▶ What this task involves
Quote the records beneath, complete and exact. Leave out images.

▶ Given records

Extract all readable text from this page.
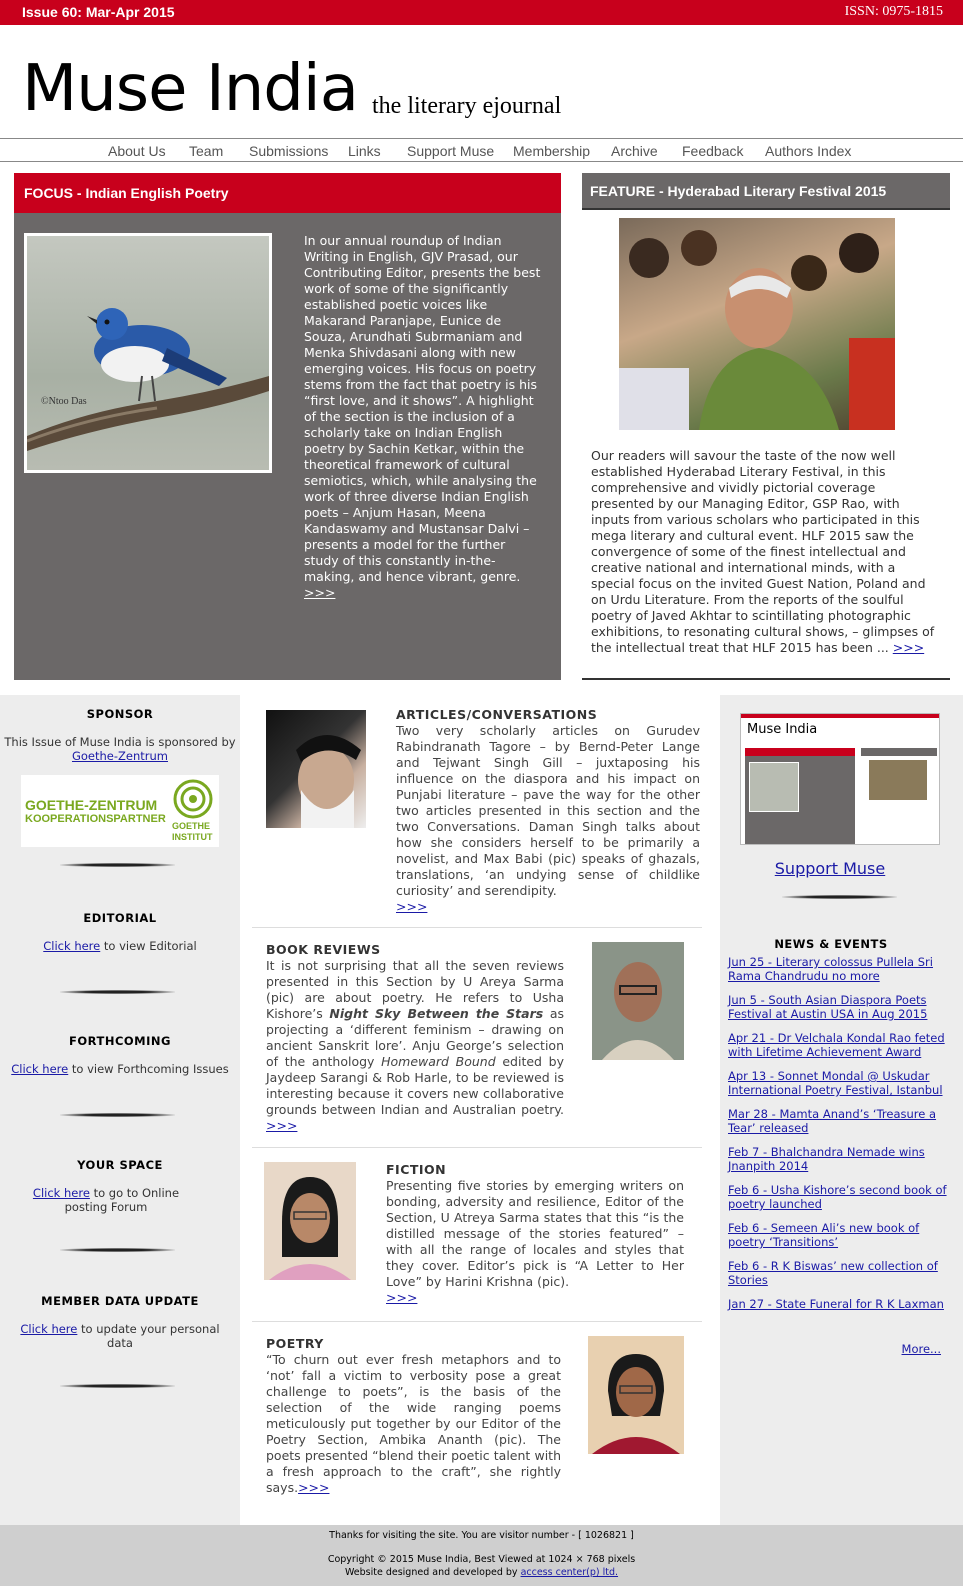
Issue 60: Mar-Apr 2015	ISSN: 0975-1815
Muse India the literary ejournal
About Us Team Submissions Links Support Muse Membership Archive Feedback Authors Index
FOCUS - Indian English Poetry
©Ntoo Das
In our annual roundup of Indian Writing in English, GJV Prasad, our Contributing Editor, presents the best work of some of the significantly established poetic voices like Makarand Paranjape, Eunice de Souza, Arundhati Subrmaniam and Menka Shivdasani along with new emerging voices. His focus on poetry stems from the fact that poetry is his “first love, and it shows”. A highlight of the section is the inclusion of a scholarly take on Indian English poetry by Sachin Ketkar, within the theoretical framework of cultural semiotics, which, while analysing the work of three diverse Indian English poets – Anjum Hasan, Meena Kandaswamy and Mustansar Dalvi – presents a model for the further study of this constantly in-the-making, and hence vibrant, genre. >>>
FEATURE - Hyderabad Literary Festival 2015
Our readers will savour the taste of the now well established Hyderabad Literary Festival, in this comprehensive and vividly pictorial coverage presented by our Managing Editor, GSP Rao, with inputs from various scholars who participated in this mega literary and cultural event. HLF 2015 saw the convergence of some of the finest intellectual and creative national and international minds, with a special focus on the invited Guest Nation, Poland and on Urdu Literature. From the reports of the soulful poetry of Javed Akhtar to scintillating photographic exhibitions, to resonating cultural shows, – glimpses of the intellectual treat that HLF 2015 has been ... >>>
SPONSOR
This Issue of Muse India is sponsored by Goethe-Zentrum
GOETHE-ZENTRUM
KOOPERATIONSPARTNER
GOETHE
INSTITUT
EDITORIAL
Click here to view Editorial
FORTHCOMING
Click here to view Forthcoming Issues
YOUR SPACE
Click here to go to Online posting Forum
MEMBER DATA UPDATE
Click here to update your personal data
ARTICLES/CONVERSATIONS
Two very scholarly articles on Gurudev Rabindranath Tagore – by Bernd-Peter Lange and Tejwant Singh Gill – juxtaposing his influence on the diaspora and his impact on Punjabi literature – pave the way for the other two articles presented in this section and the two Conversations. Daman Singh talks about how she considers herself to be primarily a novelist, and Max Babi (pic) speaks of ghazals, translations, ‘an undying sense of childlike curiosity’ and serendipity.
>>>
BOOK REVIEWS
It is not surprising that all the seven reviews presented in this Section by U Areya Sarma (pic) are about poetry. He refers to Usha Kishore’s Night Sky Between the Stars as projecting a ‘different feminism – drawing on ancient Sanskrit lore’. Anju George’s selection of the anthology Homeward Bound edited by Jaydeep Sarangi & Rob Harle, to be reviewed is interesting because it covers new collaborative grounds between Indian and Australian poetry. >>>
FICTION
Presenting five stories by emerging writers on bonding, adversity and resilience, Editor of the Section, U Atreya Sarma states that this “is the distilled message of the stories featured” – with all the range of locales and styles that they cover. Editor’s pick is “A Letter to Her Love” by Harini Krishna (pic).
>>>
POETRY
“To churn out ever fresh metaphors and to ‘not’ fall a victim to verbosity pose a great challenge to poets”, is the basis of the selection of the wide ranging poems meticulously put together by our Editor of the Poetry Section, Ambika Ananth (pic). The poets presented “blend their poetic talent with a fresh approach to the craft”, she rightly says.>>>
Muse India
Support Muse
NEWS & EVENTS
Jun 25 - Literary colossus Pullela Sri Rama Chandrudu no more
Jun 5 - South Asian Diaspora Poets Festival at Austin USA in Aug 2015
Apr 21 - Dr Velchala Kondal Rao feted with Lifetime Achievement Award
Apr 13 - Sonnet Mondal @ Uskudar International Poetry Festival, Istanbul
Mar 28 - Mamta Anand’s ‘Treasure a Tear’ released
Feb 7 - Bhalchandra Nemade wins Jnanpith 2014
Feb 6 - Usha Kishore’s second book of poetry launched
Feb 6 - Semeen Ali’s new book of poetry ‘Transitions’
Feb 6 - R K Biswas’ new collection of Stories
Jan 27 - State Funeral for R K Laxman
More...
Thanks for visiting the site. You are visitor number - [ 1026821 ]
Copyright © 2015 Muse India, Best Viewed at 1024 × 768 pixels
Website designed and developed by access center(p) ltd.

▶ Correct output
Extract all readable text from this page.
Issue 60: Mar-Apr 2015	ISSN: 0975-1815
Muse India the literary ejournal
About Us Team Submissions Links Support Muse Membership Archive Feedback Authors Index
FOCUS - Indian English Poetry
©Ntoo Das
In our annual roundup of Indian Writing in English, GJV Prasad, our Contributing Editor, presents the best work of some of the significantly established poetic voices like Makarand Paranjape, Eunice de Souza, Arundhati Subrmaniam and Menka Shivdasani along with new emerging voices. His focus on poetry stems from the fact that poetry is his “first love, and it shows”. A highlight of the section is the inclusion of a scholarly take on Indian English poetry by Sachin Ketkar, within the theoretical framework of cultural semiotics, which, while analysing the work of three diverse Indian English poets – Anjum Hasan, Meena Kandaswamy and Mustansar Dalvi – presents a model for the further study of this constantly in-the-making, and hence vibrant, genre. >>>
FEATURE - Hyderabad Literary Festival 2015
Our readers will savour the taste of the now well established Hyderabad Literary Festival, in this comprehensive and vividly pictorial coverage presented by our Managing Editor, GSP Rao, with inputs from various scholars who participated in this mega literary and cultural event. HLF 2015 saw the convergence of some of the finest intellectual and creative national and international minds, with a special focus on the invited Guest Nation, Poland and on Urdu Literature. From the reports of the soulful poetry of Javed Akhtar to scintillating photographic exhibitions, to resonating cultural shows, – glimpses of the intellectual treat that HLF 2015 has been ... >>>
SPONSOR
This Issue of Muse India is sponsored by Goethe-Zentrum
GOETHE-ZENTRUM
KOOPERATIONSPARTNER
GOETHE
INSTITUT
EDITORIAL
Click here to view Editorial
FORTHCOMING
Click here to view Forthcoming Issues
YOUR SPACE
Click here to go to Online posting Forum
MEMBER DATA UPDATE
Click here to update your personal data
ARTICLES/CONVERSATIONS
Two very scholarly articles on Gurudev Rabindranath Tagore – by Bernd-Peter Lange and Tejwant Singh Gill – juxtaposing his influence on the diaspora and his impact on Punjabi literature – pave the way for the other two articles presented in this section and the two Conversations. Daman Singh talks about how she considers herself to be primarily a novelist, and Max Babi (pic) speaks of ghazals, translations, ‘an undying sense of childlike curiosity’ and serendipity.
>>>
BOOK REVIEWS
It is not surprising that all the seven reviews presented in this Section by U Areya Sarma (pic) are about poetry. He refers to Usha Kishore’s Night Sky Between the Stars as projecting a ‘different feminism – drawing on ancient Sanskrit lore’. Anju George’s selection of the anthology Homeward Bound edited by Jaydeep Sarangi & Rob Harle, to be reviewed is interesting because it covers new collaborative grounds between Indian and Australian poetry. >>>
FICTION
Presenting five stories by emerging writers on bonding, adversity and resilience, Editor of the Section, U Atreya Sarma states that this “is the distilled message of the stories featured” – with all the range of locales and styles that they cover. Editor’s pick is “A Letter to Her Love” by Harini Krishna (pic).
>>>
POETRY
“To churn out ever fresh metaphors and to ‘not’ fall a victim to verbosity pose a great challenge to poets”, is the basis of the selection of the wide ranging poems meticulously put together by our Editor of the Poetry Section, Ambika Ananth (pic). The poets presented “blend their poetic talent with a fresh approach to the craft”, she rightly says.>>>
Muse India
Support Muse
NEWS & EVENTS
Jun 25 - Literary colossus Pullela Sri Rama Chandrudu no more
Jun 5 - South Asian Diaspora Poets Festival at Austin USA in Aug 2015
Apr 21 - Dr Velchala Kondal Rao feted with Lifetime Achievement Award
Apr 13 - Sonnet Mondal @ Uskudar International Poetry Festival, Istanbul
Mar 28 - Mamta Anand’s ‘Treasure a Tear’ released
Feb 7 - Bhalchandra Nemade wins Jnanpith 2014
Feb 6 - Usha Kishore’s second book of poetry launched
Feb 6 - Semeen Ali’s new book of poetry ‘Transitions’
Feb 6 - R K Biswas’ new collection of Stories
Jan 27 - State Funeral for R K Laxman
More...
Thanks for visiting the site. You are visitor number - [ 1026821 ]
Copyright © 2015 Muse India, Best Viewed at 1024 × 768 pixels
Website designed and developed by access center(p) ltd.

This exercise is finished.